• [Problem to work on] Type out the data exactly as given. Skip any image.

========================================================================

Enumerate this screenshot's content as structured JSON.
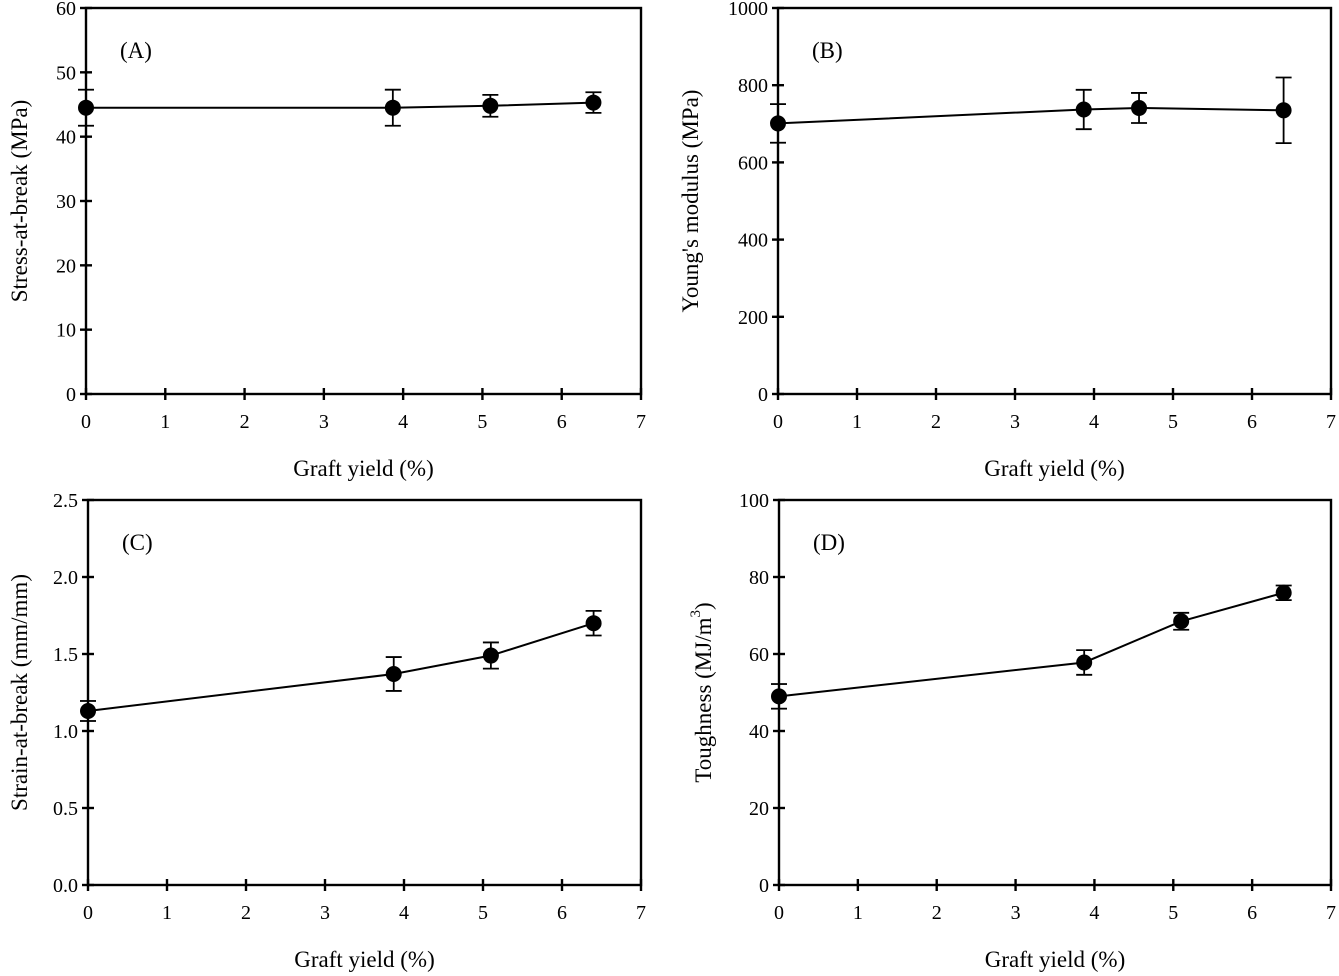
{
  "chart_data": [
    {
      "id": "A",
      "type": "line",
      "panel_label": "(A)",
      "title": "",
      "xlabel": "Graft yield (%)",
      "ylabel": "Stress-at-break (MPa)",
      "ylabel_sup": "",
      "ylabel_suffix": "",
      "xlim": [
        0,
        7
      ],
      "ylim": [
        0,
        60
      ],
      "xticks": [
        0,
        1,
        2,
        3,
        4,
        5,
        6,
        7
      ],
      "xtick_labels": [
        "0",
        "1",
        "2",
        "3",
        "4",
        "5",
        "6",
        "7"
      ],
      "yticks": [
        0,
        10,
        20,
        30,
        40,
        50,
        60
      ],
      "ytick_labels": [
        "0",
        "10",
        "20",
        "30",
        "40",
        "50",
        "60"
      ],
      "grid": false,
      "legend": "none",
      "series": [
        {
          "name": "Stress-at-break",
          "x": [
            0,
            3.87,
            5.1,
            6.4
          ],
          "y": [
            44.5,
            44.5,
            44.8,
            45.3
          ],
          "yerr": [
            2.8,
            2.8,
            1.7,
            1.6
          ]
        }
      ]
    },
    {
      "id": "B",
      "type": "line",
      "panel_label": "(B)",
      "title": "",
      "xlabel": "Graft yield (%)",
      "ylabel": "Young's modulus (MPa)",
      "ylabel_sup": "",
      "ylabel_suffix": "",
      "xlim": [
        0,
        7
      ],
      "ylim": [
        0,
        1000
      ],
      "xticks": [
        0,
        1,
        2,
        3,
        4,
        5,
        6,
        7
      ],
      "xtick_labels": [
        "0",
        "1",
        "2",
        "3",
        "4",
        "5",
        "6",
        "7"
      ],
      "yticks": [
        0,
        200,
        400,
        600,
        800,
        1000
      ],
      "ytick_labels": [
        "0",
        "200",
        "400",
        "600",
        "800",
        "1000"
      ],
      "grid": false,
      "legend": "none",
      "series": [
        {
          "name": "Young's modulus",
          "x": [
            0,
            3.87,
            4.57,
            6.4
          ],
          "y": [
            701,
            737,
            741,
            735
          ],
          "yerr": [
            50,
            51,
            39,
            85
          ]
        }
      ]
    },
    {
      "id": "C",
      "type": "line",
      "panel_label": "(C)",
      "title": "",
      "xlabel": "Graft yield (%)",
      "ylabel": "Strain-at-break (mm/mm)",
      "ylabel_sup": "",
      "ylabel_suffix": "",
      "xlim": [
        0,
        7
      ],
      "ylim": [
        0,
        2.5
      ],
      "xticks": [
        0,
        1,
        2,
        3,
        4,
        5,
        6,
        7
      ],
      "xtick_labels": [
        "0",
        "1",
        "2",
        "3",
        "4",
        "5",
        "6",
        "7"
      ],
      "yticks": [
        0,
        0.5,
        1.0,
        1.5,
        2.0,
        2.5
      ],
      "ytick_labels": [
        "0.0",
        "0.5",
        "1.0",
        "1.5",
        "2.0",
        "2.5"
      ],
      "grid": false,
      "legend": "none",
      "series": [
        {
          "name": "Strain-at-break",
          "x": [
            0,
            3.87,
            5.1,
            6.4
          ],
          "y": [
            1.13,
            1.37,
            1.49,
            1.7
          ],
          "yerr": [
            0.065,
            0.11,
            0.085,
            0.08
          ]
        }
      ]
    },
    {
      "id": "D",
      "type": "line",
      "panel_label": "(D)",
      "title": "",
      "xlabel": "Graft yield (%)",
      "ylabel": "Toughness (MJ/m",
      "ylabel_sup": "3",
      "ylabel_suffix": ")",
      "xlim": [
        0,
        7
      ],
      "ylim": [
        0,
        100
      ],
      "xticks": [
        0,
        1,
        2,
        3,
        4,
        5,
        6,
        7
      ],
      "xtick_labels": [
        "0",
        "1",
        "2",
        "3",
        "4",
        "5",
        "6",
        "7"
      ],
      "yticks": [
        0,
        20,
        40,
        60,
        80,
        100
      ],
      "ytick_labels": [
        "0",
        "20",
        "40",
        "60",
        "80",
        "100"
      ],
      "grid": false,
      "legend": "none",
      "series": [
        {
          "name": "Toughness",
          "x": [
            0,
            3.87,
            5.1,
            6.4
          ],
          "y": [
            49,
            57.8,
            68.5,
            75.9
          ],
          "yerr": [
            3.2,
            3.2,
            2.2,
            1.9
          ]
        }
      ]
    }
  ]
}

========================================================================

• [Solution below]
Enumerate this screenshot's content as structured JSON.
{
  "chart_data": [
    {
      "id": "A",
      "type": "line",
      "panel_label": "(A)",
      "title": "",
      "xlabel": "Graft yield (%)",
      "ylabel": "Stress-at-break (MPa)",
      "ylabel_sup": "",
      "ylabel_suffix": "",
      "xlim": [
        0,
        7
      ],
      "ylim": [
        0,
        60
      ],
      "xticks": [
        0,
        1,
        2,
        3,
        4,
        5,
        6,
        7
      ],
      "xtick_labels": [
        "0",
        "1",
        "2",
        "3",
        "4",
        "5",
        "6",
        "7"
      ],
      "yticks": [
        0,
        10,
        20,
        30,
        40,
        50,
        60
      ],
      "ytick_labels": [
        "0",
        "10",
        "20",
        "30",
        "40",
        "50",
        "60"
      ],
      "grid": false,
      "legend": "none",
      "series": [
        {
          "name": "Stress-at-break",
          "x": [
            0,
            3.87,
            5.1,
            6.4
          ],
          "y": [
            44.5,
            44.5,
            44.8,
            45.3
          ],
          "yerr": [
            2.8,
            2.8,
            1.7,
            1.6
          ]
        }
      ]
    },
    {
      "id": "B",
      "type": "line",
      "panel_label": "(B)",
      "title": "",
      "xlabel": "Graft yield (%)",
      "ylabel": "Young's modulus (MPa)",
      "ylabel_sup": "",
      "ylabel_suffix": "",
      "xlim": [
        0,
        7
      ],
      "ylim": [
        0,
        1000
      ],
      "xticks": [
        0,
        1,
        2,
        3,
        4,
        5,
        6,
        7
      ],
      "xtick_labels": [
        "0",
        "1",
        "2",
        "3",
        "4",
        "5",
        "6",
        "7"
      ],
      "yticks": [
        0,
        200,
        400,
        600,
        800,
        1000
      ],
      "ytick_labels": [
        "0",
        "200",
        "400",
        "600",
        "800",
        "1000"
      ],
      "grid": false,
      "legend": "none",
      "series": [
        {
          "name": "Young's modulus",
          "x": [
            0,
            3.87,
            4.57,
            6.4
          ],
          "y": [
            701,
            737,
            741,
            735
          ],
          "yerr": [
            50,
            51,
            39,
            85
          ]
        }
      ]
    },
    {
      "id": "C",
      "type": "line",
      "panel_label": "(C)",
      "title": "",
      "xlabel": "Graft yield (%)",
      "ylabel": "Strain-at-break (mm/mm)",
      "ylabel_sup": "",
      "ylabel_suffix": "",
      "xlim": [
        0,
        7
      ],
      "ylim": [
        0,
        2.5
      ],
      "xticks": [
        0,
        1,
        2,
        3,
        4,
        5,
        6,
        7
      ],
      "xtick_labels": [
        "0",
        "1",
        "2",
        "3",
        "4",
        "5",
        "6",
        "7"
      ],
      "yticks": [
        0,
        0.5,
        1.0,
        1.5,
        2.0,
        2.5
      ],
      "ytick_labels": [
        "0.0",
        "0.5",
        "1.0",
        "1.5",
        "2.0",
        "2.5"
      ],
      "grid": false,
      "legend": "none",
      "series": [
        {
          "name": "Strain-at-break",
          "x": [
            0,
            3.87,
            5.1,
            6.4
          ],
          "y": [
            1.13,
            1.37,
            1.49,
            1.7
          ],
          "yerr": [
            0.065,
            0.11,
            0.085,
            0.08
          ]
        }
      ]
    },
    {
      "id": "D",
      "type": "line",
      "panel_label": "(D)",
      "title": "",
      "xlabel": "Graft yield (%)",
      "ylabel": "Toughness (MJ/m",
      "ylabel_sup": "3",
      "ylabel_suffix": ")",
      "xlim": [
        0,
        7
      ],
      "ylim": [
        0,
        100
      ],
      "xticks": [
        0,
        1,
        2,
        3,
        4,
        5,
        6,
        7
      ],
      "xtick_labels": [
        "0",
        "1",
        "2",
        "3",
        "4",
        "5",
        "6",
        "7"
      ],
      "yticks": [
        0,
        20,
        40,
        60,
        80,
        100
      ],
      "ytick_labels": [
        "0",
        "20",
        "40",
        "60",
        "80",
        "100"
      ],
      "grid": false,
      "legend": "none",
      "series": [
        {
          "name": "Toughness",
          "x": [
            0,
            3.87,
            5.1,
            6.4
          ],
          "y": [
            49,
            57.8,
            68.5,
            75.9
          ],
          "yerr": [
            3.2,
            3.2,
            2.2,
            1.9
          ]
        }
      ]
    }
  ]
}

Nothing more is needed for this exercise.